_Goal of the exercise_
Restate the full set of records exactly, without adding or dropping a word.

Data extracted from a collection:

▼

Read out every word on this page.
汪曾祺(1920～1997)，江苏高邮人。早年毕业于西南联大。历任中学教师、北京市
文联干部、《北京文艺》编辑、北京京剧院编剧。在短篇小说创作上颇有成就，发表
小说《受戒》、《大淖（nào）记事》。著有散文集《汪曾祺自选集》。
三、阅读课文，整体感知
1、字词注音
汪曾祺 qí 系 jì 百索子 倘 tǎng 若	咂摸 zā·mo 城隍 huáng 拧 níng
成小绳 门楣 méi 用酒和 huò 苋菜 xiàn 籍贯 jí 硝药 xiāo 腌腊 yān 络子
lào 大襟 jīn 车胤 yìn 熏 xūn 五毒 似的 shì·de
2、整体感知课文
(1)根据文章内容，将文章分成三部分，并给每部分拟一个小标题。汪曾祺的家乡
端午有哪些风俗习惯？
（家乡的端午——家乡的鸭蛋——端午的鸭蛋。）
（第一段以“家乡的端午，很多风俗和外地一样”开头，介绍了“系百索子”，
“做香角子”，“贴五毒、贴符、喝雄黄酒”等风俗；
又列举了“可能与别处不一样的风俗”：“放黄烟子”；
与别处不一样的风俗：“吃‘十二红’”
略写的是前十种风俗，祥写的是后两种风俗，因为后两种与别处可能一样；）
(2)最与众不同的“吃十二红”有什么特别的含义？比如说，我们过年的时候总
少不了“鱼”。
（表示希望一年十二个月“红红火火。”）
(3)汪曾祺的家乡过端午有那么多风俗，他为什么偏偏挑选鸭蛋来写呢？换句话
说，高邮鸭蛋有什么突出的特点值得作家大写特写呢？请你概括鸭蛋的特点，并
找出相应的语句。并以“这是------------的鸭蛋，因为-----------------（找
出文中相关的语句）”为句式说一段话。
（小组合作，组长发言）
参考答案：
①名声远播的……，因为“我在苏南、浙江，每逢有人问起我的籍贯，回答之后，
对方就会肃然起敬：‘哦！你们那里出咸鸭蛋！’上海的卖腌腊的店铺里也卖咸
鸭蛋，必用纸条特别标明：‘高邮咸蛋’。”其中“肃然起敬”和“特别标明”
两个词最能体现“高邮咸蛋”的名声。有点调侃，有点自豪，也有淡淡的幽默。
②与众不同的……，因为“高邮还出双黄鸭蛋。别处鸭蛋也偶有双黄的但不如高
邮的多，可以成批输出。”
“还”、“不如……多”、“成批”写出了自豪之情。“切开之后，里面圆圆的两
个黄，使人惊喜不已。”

▲

_Response to this exercise_
Read out every word on this page.
汪曾祺(1920～1997)，江苏高邮人。早年毕业于西南联大。历任中学教师、北京市
文联干部、《北京文艺》编辑、北京京剧院编剧。在短篇小说创作上颇有成就，发表
小说《受戒》、《大淖（nào）记事》。著有散文集《汪曾祺自选集》。
三、阅读课文，整体感知
1、字词注音
汪曾祺 qí 系 jì 百索子 倘 tǎng 若	咂摸 zā·mo 城隍 huáng 拧 níng
成小绳 门楣 méi 用酒和 huò 苋菜 xiàn 籍贯 jí 硝药 xiāo 腌腊 yān 络子
lào 大襟 jīn 车胤 yìn 熏 xūn 五毒 似的 shì·de
2、整体感知课文
(1)根据文章内容，将文章分成三部分，并给每部分拟一个小标题。汪曾祺的家乡
端午有哪些风俗习惯？
（家乡的端午——家乡的鸭蛋——端午的鸭蛋。）
（第一段以“家乡的端午，很多风俗和外地一样”开头，介绍了“系百索子”，
“做香角子”，“贴五毒、贴符、喝雄黄酒”等风俗；
又列举了“可能与别处不一样的风俗”：“放黄烟子”；
与别处不一样的风俗：“吃‘十二红’”
略写的是前十种风俗，祥写的是后两种风俗，因为后两种与别处可能一样；）
(2)最与众不同的“吃十二红”有什么特别的含义？比如说，我们过年的时候总
少不了“鱼”。
（表示希望一年十二个月“红红火火。”）
(3)汪曾祺的家乡过端午有那么多风俗，他为什么偏偏挑选鸭蛋来写呢？换句话
说，高邮鸭蛋有什么突出的特点值得作家大写特写呢？请你概括鸭蛋的特点，并
找出相应的语句。并以“这是------------的鸭蛋，因为-----------------（找
出文中相关的语句）”为句式说一段话。
（小组合作，组长发言）
参考答案：
①名声远播的……，因为“我在苏南、浙江，每逢有人问起我的籍贯，回答之后，
对方就会肃然起敬：‘哦！你们那里出咸鸭蛋！’上海的卖腌腊的店铺里也卖咸
鸭蛋，必用纸条特别标明：‘高邮咸蛋’。”其中“肃然起敬”和“特别标明”
两个词最能体现“高邮咸蛋”的名声。有点调侃，有点自豪，也有淡淡的幽默。
②与众不同的……，因为“高邮还出双黄鸭蛋。别处鸭蛋也偶有双黄的但不如高
邮的多，可以成批输出。”
“还”、“不如……多”、“成批”写出了自豪之情。“切开之后，里面圆圆的两
个黄，使人惊喜不已。”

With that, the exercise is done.